--- start of Stored records ---

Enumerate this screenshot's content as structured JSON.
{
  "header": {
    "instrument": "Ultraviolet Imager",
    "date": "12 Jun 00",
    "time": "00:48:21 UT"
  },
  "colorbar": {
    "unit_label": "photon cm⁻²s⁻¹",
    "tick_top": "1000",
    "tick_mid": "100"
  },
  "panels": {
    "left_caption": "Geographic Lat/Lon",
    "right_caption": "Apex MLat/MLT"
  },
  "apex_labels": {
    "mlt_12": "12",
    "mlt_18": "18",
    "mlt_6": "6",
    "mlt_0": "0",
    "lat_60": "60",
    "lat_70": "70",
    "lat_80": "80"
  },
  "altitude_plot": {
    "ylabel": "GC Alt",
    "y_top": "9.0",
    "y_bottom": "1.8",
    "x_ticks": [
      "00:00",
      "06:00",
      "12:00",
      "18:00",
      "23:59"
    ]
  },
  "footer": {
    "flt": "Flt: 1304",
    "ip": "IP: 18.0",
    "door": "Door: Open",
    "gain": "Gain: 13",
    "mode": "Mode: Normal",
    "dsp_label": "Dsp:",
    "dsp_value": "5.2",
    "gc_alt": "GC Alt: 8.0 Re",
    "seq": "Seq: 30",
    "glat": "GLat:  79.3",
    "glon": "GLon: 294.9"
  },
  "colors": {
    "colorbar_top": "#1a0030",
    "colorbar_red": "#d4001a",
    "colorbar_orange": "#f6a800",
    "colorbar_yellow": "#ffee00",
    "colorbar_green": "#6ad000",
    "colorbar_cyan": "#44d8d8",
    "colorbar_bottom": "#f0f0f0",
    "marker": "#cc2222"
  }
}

--- end of Stored records ---

• _Task instructions_
Each line of the material should be echoed exactly.

• _The solution_
Enumerate this screenshot's content as structured JSON.
{
  "header": {
    "instrument": "Ultraviolet Imager",
    "date": "12 Jun 00",
    "time": "00:48:21 UT"
  },
  "colorbar": {
    "unit_label": "photon cm⁻²s⁻¹",
    "tick_top": "1000",
    "tick_mid": "100"
  },
  "panels": {
    "left_caption": "Geographic Lat/Lon",
    "right_caption": "Apex MLat/MLT"
  },
  "apex_labels": {
    "mlt_12": "12",
    "mlt_18": "18",
    "mlt_6": "6",
    "mlt_0": "0",
    "lat_60": "60",
    "lat_70": "70",
    "lat_80": "80"
  },
  "altitude_plot": {
    "ylabel": "GC Alt",
    "y_top": "9.0",
    "y_bottom": "1.8",
    "x_ticks": [
      "00:00",
      "06:00",
      "12:00",
      "18:00",
      "23:59"
    ]
  },
  "footer": {
    "flt": "Flt: 1304",
    "ip": "IP: 18.0",
    "door": "Door: Open",
    "gain": "Gain: 13",
    "mode": "Mode: Normal",
    "dsp_label": "Dsp:",
    "dsp_value": "5.2",
    "gc_alt": "GC Alt: 8.0 Re",
    "seq": "Seq: 30",
    "glat": "GLat:  79.3",
    "glon": "GLon: 294.9"
  },
  "colors": {
    "colorbar_top": "#1a0030",
    "colorbar_red": "#d4001a",
    "colorbar_orange": "#f6a800",
    "colorbar_yellow": "#ffee00",
    "colorbar_green": "#6ad000",
    "colorbar_cyan": "#44d8d8",
    "colorbar_bottom": "#f0f0f0",
    "marker": "#cc2222"
  }
}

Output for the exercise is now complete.